··· DATASET ···
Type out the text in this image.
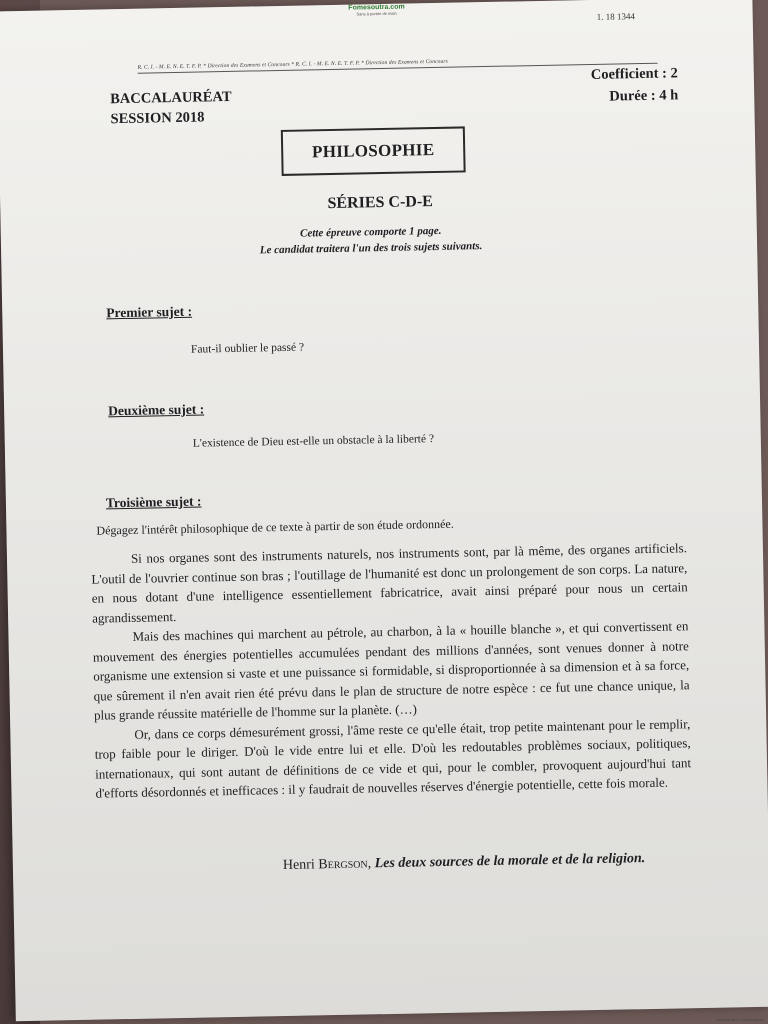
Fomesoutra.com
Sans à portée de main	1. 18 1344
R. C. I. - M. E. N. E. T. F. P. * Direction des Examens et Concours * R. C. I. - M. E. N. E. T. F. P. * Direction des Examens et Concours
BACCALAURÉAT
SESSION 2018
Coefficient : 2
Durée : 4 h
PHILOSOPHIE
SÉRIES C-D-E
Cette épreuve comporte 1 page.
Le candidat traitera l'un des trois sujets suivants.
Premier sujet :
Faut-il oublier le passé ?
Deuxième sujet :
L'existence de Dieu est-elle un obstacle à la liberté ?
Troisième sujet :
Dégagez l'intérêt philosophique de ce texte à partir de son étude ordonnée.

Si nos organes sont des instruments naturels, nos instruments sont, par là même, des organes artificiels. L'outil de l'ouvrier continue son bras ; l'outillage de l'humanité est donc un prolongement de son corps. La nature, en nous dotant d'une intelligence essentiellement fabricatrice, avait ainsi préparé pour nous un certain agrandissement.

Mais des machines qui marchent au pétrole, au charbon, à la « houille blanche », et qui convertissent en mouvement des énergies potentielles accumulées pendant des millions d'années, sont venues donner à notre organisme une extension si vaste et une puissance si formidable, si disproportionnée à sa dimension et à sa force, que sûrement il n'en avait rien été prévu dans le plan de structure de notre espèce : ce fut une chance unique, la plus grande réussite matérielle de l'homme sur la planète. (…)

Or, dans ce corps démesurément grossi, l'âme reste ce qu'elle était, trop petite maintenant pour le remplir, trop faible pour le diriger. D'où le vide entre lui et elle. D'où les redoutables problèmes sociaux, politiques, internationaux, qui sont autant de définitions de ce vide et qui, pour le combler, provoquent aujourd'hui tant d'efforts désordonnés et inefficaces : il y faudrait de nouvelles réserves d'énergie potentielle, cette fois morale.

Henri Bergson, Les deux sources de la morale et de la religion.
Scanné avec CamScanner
···
··· DATASET ···
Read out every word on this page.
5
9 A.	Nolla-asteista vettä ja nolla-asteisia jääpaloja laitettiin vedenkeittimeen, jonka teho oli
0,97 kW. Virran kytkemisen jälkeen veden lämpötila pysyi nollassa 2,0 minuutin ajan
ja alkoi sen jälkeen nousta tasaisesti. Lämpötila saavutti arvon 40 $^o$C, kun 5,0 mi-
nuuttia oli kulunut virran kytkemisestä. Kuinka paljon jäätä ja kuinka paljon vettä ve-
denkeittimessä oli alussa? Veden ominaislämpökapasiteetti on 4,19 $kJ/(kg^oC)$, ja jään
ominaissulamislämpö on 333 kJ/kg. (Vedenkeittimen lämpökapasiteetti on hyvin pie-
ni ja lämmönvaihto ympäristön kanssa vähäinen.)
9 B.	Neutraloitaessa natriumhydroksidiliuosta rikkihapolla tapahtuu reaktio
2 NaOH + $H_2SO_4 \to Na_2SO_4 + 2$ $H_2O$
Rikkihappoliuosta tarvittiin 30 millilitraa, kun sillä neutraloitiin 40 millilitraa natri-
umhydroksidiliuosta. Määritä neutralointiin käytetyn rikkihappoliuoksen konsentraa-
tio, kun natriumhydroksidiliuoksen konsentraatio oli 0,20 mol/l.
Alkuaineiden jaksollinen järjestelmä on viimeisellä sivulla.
···
## OBJECTIVE
Reproduce each line from the records that contains the word "page".

## TASK ANSWER
Cette épreuve comporte 1 page.
Read out every word on this page.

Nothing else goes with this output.